THE DATA
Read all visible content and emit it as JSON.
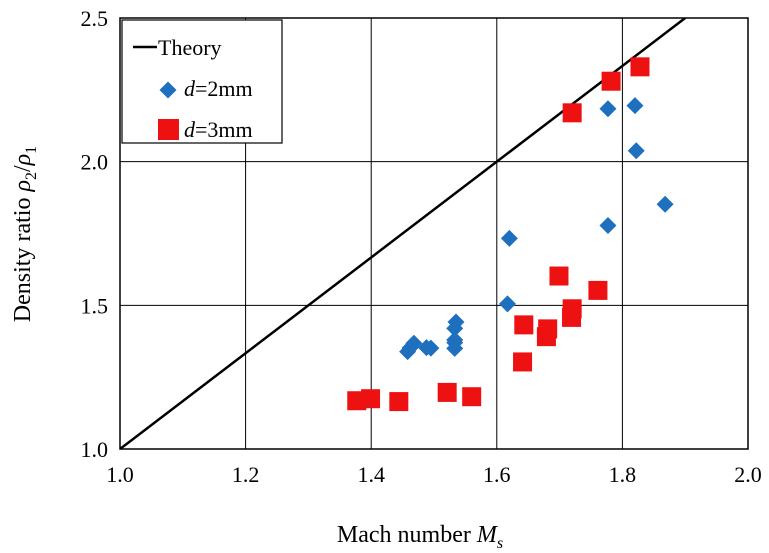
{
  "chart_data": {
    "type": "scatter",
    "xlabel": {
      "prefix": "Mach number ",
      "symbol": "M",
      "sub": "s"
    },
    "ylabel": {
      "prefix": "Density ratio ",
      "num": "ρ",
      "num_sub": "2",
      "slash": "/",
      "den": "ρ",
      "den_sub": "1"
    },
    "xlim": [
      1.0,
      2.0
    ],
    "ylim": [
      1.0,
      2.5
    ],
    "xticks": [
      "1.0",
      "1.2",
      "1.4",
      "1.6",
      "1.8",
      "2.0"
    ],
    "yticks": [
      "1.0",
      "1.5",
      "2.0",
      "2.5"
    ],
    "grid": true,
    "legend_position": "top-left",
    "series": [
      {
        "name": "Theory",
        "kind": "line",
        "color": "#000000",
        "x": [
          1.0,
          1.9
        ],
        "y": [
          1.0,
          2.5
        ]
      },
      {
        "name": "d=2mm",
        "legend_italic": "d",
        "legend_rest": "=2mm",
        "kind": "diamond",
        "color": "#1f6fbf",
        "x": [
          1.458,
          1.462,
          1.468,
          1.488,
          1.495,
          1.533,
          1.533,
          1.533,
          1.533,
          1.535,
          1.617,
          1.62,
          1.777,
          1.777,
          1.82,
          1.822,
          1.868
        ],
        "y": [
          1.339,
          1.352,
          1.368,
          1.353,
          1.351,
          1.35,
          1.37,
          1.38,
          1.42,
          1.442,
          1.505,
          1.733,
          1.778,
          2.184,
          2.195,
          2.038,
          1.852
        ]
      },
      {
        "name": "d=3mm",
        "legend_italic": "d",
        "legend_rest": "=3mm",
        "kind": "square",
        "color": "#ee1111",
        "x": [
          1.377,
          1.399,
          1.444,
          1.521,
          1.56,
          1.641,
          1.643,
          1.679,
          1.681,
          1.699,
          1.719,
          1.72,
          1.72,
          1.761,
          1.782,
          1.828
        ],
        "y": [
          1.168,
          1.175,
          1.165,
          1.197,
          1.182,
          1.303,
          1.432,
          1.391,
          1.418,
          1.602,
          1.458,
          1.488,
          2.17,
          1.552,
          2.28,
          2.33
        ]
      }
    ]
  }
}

YOUR TASK
Without the pictures, extract every entry verbatim.

COMPLETE ANSWER
Read all visible content and emit it as JSON.
{
  "chart_data": {
    "type": "scatter",
    "xlabel": {
      "prefix": "Mach number ",
      "symbol": "M",
      "sub": "s"
    },
    "ylabel": {
      "prefix": "Density ratio ",
      "num": "ρ",
      "num_sub": "2",
      "slash": "/",
      "den": "ρ",
      "den_sub": "1"
    },
    "xlim": [
      1.0,
      2.0
    ],
    "ylim": [
      1.0,
      2.5
    ],
    "xticks": [
      "1.0",
      "1.2",
      "1.4",
      "1.6",
      "1.8",
      "2.0"
    ],
    "yticks": [
      "1.0",
      "1.5",
      "2.0",
      "2.5"
    ],
    "grid": true,
    "legend_position": "top-left",
    "series": [
      {
        "name": "Theory",
        "kind": "line",
        "color": "#000000",
        "x": [
          1.0,
          1.9
        ],
        "y": [
          1.0,
          2.5
        ]
      },
      {
        "name": "d=2mm",
        "legend_italic": "d",
        "legend_rest": "=2mm",
        "kind": "diamond",
        "color": "#1f6fbf",
        "x": [
          1.458,
          1.462,
          1.468,
          1.488,
          1.495,
          1.533,
          1.533,
          1.533,
          1.533,
          1.535,
          1.617,
          1.62,
          1.777,
          1.777,
          1.82,
          1.822,
          1.868
        ],
        "y": [
          1.339,
          1.352,
          1.368,
          1.353,
          1.351,
          1.35,
          1.37,
          1.38,
          1.42,
          1.442,
          1.505,
          1.733,
          1.778,
          2.184,
          2.195,
          2.038,
          1.852
        ]
      },
      {
        "name": "d=3mm",
        "legend_italic": "d",
        "legend_rest": "=3mm",
        "kind": "square",
        "color": "#ee1111",
        "x": [
          1.377,
          1.399,
          1.444,
          1.521,
          1.56,
          1.641,
          1.643,
          1.679,
          1.681,
          1.699,
          1.719,
          1.72,
          1.72,
          1.761,
          1.782,
          1.828
        ],
        "y": [
          1.168,
          1.175,
          1.165,
          1.197,
          1.182,
          1.303,
          1.432,
          1.391,
          1.418,
          1.602,
          1.458,
          1.488,
          2.17,
          1.552,
          2.28,
          2.33
        ]
      }
    ]
  }
}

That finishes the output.